## START DATA FOR THIS EXERCISE
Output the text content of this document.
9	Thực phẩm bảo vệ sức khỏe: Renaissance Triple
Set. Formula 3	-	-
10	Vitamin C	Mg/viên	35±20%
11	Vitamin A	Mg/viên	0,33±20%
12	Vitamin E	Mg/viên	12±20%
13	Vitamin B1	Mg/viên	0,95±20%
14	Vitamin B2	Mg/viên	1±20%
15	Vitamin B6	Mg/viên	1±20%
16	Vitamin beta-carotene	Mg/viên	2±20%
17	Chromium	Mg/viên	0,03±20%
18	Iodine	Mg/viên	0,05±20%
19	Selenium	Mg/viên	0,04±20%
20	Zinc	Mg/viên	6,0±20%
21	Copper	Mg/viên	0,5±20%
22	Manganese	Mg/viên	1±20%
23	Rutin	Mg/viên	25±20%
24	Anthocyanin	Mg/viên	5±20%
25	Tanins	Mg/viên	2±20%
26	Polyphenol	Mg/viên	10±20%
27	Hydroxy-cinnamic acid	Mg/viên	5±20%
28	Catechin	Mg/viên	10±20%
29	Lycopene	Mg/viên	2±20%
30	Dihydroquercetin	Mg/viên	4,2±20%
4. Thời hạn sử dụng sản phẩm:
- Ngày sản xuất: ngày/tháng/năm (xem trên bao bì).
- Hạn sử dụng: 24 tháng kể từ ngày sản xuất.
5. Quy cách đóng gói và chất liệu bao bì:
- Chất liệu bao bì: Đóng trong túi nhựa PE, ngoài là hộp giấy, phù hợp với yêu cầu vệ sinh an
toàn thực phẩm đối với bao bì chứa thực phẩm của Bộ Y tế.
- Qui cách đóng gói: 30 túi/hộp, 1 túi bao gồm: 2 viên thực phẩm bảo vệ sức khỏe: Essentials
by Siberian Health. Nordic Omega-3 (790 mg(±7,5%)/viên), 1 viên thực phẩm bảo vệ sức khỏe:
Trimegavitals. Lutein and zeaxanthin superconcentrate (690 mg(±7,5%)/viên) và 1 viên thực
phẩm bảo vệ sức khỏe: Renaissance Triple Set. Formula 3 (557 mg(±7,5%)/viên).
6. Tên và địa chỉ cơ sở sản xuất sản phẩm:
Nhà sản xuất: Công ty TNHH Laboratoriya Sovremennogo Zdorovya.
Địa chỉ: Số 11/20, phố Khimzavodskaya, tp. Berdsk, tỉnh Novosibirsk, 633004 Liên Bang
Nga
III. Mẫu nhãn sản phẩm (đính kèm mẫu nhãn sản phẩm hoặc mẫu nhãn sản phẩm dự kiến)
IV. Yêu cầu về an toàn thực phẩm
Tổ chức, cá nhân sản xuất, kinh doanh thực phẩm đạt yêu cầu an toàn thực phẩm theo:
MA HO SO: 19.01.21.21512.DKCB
## END DATA FOR THIS EXERCISE
### GIVEN PROBLEM
Gather all lines with the string "Triple" from the data.

### RESPONSE BELOW
9	Thực phẩm bảo vệ sức khỏe: Renaissance Triple
phẩm bảo vệ sức khỏe: Renaissance Triple Set. Formula 3 (557 mg(±7,5%)/viên).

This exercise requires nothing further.